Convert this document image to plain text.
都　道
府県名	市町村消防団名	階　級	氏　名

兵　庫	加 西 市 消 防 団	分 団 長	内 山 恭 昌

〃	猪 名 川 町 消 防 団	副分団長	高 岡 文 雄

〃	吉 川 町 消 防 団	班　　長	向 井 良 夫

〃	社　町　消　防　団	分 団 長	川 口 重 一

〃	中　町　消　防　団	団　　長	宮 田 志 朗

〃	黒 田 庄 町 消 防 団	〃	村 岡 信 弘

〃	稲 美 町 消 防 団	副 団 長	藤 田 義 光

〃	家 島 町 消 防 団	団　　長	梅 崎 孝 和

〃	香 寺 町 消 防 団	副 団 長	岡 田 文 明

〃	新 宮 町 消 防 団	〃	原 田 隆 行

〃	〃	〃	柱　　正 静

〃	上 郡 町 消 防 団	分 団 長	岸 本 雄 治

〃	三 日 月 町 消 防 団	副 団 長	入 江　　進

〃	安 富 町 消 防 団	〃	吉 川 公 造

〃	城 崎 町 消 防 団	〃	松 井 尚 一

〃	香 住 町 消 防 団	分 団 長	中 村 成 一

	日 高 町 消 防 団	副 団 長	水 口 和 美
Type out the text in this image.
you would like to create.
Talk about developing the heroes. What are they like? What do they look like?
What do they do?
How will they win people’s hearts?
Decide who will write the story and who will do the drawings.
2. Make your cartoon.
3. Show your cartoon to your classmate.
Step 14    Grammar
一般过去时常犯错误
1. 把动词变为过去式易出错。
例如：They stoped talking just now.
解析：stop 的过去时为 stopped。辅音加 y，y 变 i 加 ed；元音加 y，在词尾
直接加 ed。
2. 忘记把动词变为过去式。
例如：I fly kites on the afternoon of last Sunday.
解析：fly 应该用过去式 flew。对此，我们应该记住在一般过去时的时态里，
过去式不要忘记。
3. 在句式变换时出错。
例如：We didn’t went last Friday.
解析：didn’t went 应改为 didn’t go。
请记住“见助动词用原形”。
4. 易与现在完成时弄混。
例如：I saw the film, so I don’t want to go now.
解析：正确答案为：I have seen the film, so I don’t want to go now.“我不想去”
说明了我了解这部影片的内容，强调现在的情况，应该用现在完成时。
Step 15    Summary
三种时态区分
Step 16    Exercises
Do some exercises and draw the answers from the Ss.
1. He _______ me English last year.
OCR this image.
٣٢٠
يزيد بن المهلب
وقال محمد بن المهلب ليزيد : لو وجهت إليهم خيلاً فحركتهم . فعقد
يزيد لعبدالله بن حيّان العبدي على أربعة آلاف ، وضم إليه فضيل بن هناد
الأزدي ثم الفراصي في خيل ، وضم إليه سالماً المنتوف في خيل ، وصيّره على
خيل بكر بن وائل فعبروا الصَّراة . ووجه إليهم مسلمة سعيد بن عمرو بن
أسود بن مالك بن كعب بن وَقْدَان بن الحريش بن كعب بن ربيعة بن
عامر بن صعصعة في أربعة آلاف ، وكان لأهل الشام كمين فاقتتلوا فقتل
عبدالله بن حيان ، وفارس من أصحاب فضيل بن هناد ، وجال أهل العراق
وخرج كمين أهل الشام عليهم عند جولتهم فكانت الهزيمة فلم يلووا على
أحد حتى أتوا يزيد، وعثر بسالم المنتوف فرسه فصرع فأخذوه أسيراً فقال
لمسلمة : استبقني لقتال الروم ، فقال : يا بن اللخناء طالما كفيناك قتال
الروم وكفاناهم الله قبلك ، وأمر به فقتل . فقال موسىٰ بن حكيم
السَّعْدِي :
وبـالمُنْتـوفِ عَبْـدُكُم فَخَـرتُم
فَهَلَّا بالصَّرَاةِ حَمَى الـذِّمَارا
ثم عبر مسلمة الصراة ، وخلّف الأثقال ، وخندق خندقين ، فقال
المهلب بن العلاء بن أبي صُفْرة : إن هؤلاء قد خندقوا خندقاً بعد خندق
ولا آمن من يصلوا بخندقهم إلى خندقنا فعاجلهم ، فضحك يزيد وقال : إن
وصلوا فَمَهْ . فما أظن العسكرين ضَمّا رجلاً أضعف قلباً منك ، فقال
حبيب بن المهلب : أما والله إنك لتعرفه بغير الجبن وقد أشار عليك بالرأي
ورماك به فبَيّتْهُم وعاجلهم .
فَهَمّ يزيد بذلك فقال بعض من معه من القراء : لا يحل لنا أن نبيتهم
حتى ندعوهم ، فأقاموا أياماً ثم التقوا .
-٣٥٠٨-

Your objective: Print the whole listing again, exactly.

Reply:
Convert this document image to plain text.
都　道
府県名	市町村消防団名	階　級	氏　名

兵　庫	加 西 市 消 防 団	分 団 長	内 山 恭 昌

〃	猪 名 川 町 消 防 団	副分団長	高 岡 文 雄

〃	吉 川 町 消 防 団	班　　長	向 井 良 夫

〃	社　町　消　防　団	分 団 長	川 口 重 一

〃	中　町　消　防　団	団　　長	宮 田 志 朗

〃	黒 田 庄 町 消 防 団	〃	村 岡 信 弘

〃	稲 美 町 消 防 団	副 団 長	藤 田 義 光

〃	家 島 町 消 防 団	団　　長	梅 崎 孝 和

〃	香 寺 町 消 防 団	副 団 長	岡 田 文 明

〃	新 宮 町 消 防 団	〃	原 田 隆 行

〃	〃	〃	柱　　正 静

〃	上 郡 町 消 防 団	分 団 長	岸 本 雄 治

〃	三 日 月 町 消 防 団	副 団 長	入 江　　進

〃	安 富 町 消 防 団	〃	吉 川 公 造

〃	城 崎 町 消 防 団	〃	松 井 尚 一

〃	香 住 町 消 防 団	分 団 長	中 村 成 一

	日 高 町 消 防 団	副 団 長	水 口 和 美
Type out the text in this image.
you would like to create.
Talk about developing the heroes. What are they like? What do they look like?
What do they do?
How will they win people’s hearts?
Decide who will write the story and who will do the drawings.
2. Make your cartoon.
3. Show your cartoon to your classmate.
Step 14    Grammar
一般过去时常犯错误
1. 把动词变为过去式易出错。
例如：They stoped talking just now.
解析：stop 的过去时为 stopped。辅音加 y，y 变 i 加 ed；元音加 y，在词尾
直接加 ed。
2. 忘记把动词变为过去式。
例如：I fly kites on the afternoon of last Sunday.
解析：fly 应该用过去式 flew。对此，我们应该记住在一般过去时的时态里，
过去式不要忘记。
3. 在句式变换时出错。
例如：We didn’t went last Friday.
解析：didn’t went 应改为 didn’t go。
请记住“见助动词用原形”。
4. 易与现在完成时弄混。
例如：I saw the film, so I don’t want to go now.
解析：正确答案为：I have seen the film, so I don’t want to go now.“我不想去”
说明了我了解这部影片的内容，强调现在的情况，应该用现在完成时。
Step 15    Summary
三种时态区分
Step 16    Exercises
Do some exercises and draw the answers from the Ss.
1. He _______ me English last year.
OCR this image.
٣٢٠
يزيد بن المهلب
وقال محمد بن المهلب ليزيد : لو وجهت إليهم خيلاً فحركتهم . فعقد
يزيد لعبدالله بن حيّان العبدي على أربعة آلاف ، وضم إليه فضيل بن هناد
الأزدي ثم الفراصي في خيل ، وضم إليه سالماً المنتوف في خيل ، وصيّره على
خيل بكر بن وائل فعبروا الصَّراة . ووجه إليهم مسلمة سعيد بن عمرو بن
أسود بن مالك بن كعب بن وَقْدَان بن الحريش بن كعب بن ربيعة بن
عامر بن صعصعة في أربعة آلاف ، وكان لأهل الشام كمين فاقتتلوا فقتل
عبدالله بن حيان ، وفارس من أصحاب فضيل بن هناد ، وجال أهل العراق
وخرج كمين أهل الشام عليهم عند جولتهم فكانت الهزيمة فلم يلووا على
أحد حتى أتوا يزيد، وعثر بسالم المنتوف فرسه فصرع فأخذوه أسيراً فقال
لمسلمة : استبقني لقتال الروم ، فقال : يا بن اللخناء طالما كفيناك قتال
الروم وكفاناهم الله قبلك ، وأمر به فقتل . فقال موسىٰ بن حكيم
السَّعْدِي :
وبـالمُنْتـوفِ عَبْـدُكُم فَخَـرتُم
فَهَلَّا بالصَّرَاةِ حَمَى الـذِّمَارا
ثم عبر مسلمة الصراة ، وخلّف الأثقال ، وخندق خندقين ، فقال
المهلب بن العلاء بن أبي صُفْرة : إن هؤلاء قد خندقوا خندقاً بعد خندق
ولا آمن من يصلوا بخندقهم إلى خندقنا فعاجلهم ، فضحك يزيد وقال : إن
وصلوا فَمَهْ . فما أظن العسكرين ضَمّا رجلاً أضعف قلباً منك ، فقال
حبيب بن المهلب : أما والله إنك لتعرفه بغير الجبن وقد أشار عليك بالرأي
ورماك به فبَيّتْهُم وعاجلهم .
فَهَمّ يزيد بذلك فقال بعض من معه من القراء : لا يحل لنا أن نبيتهم
حتى ندعوهم ، فأقاموا أياماً ثم التقوا .
-٣٥٠٨-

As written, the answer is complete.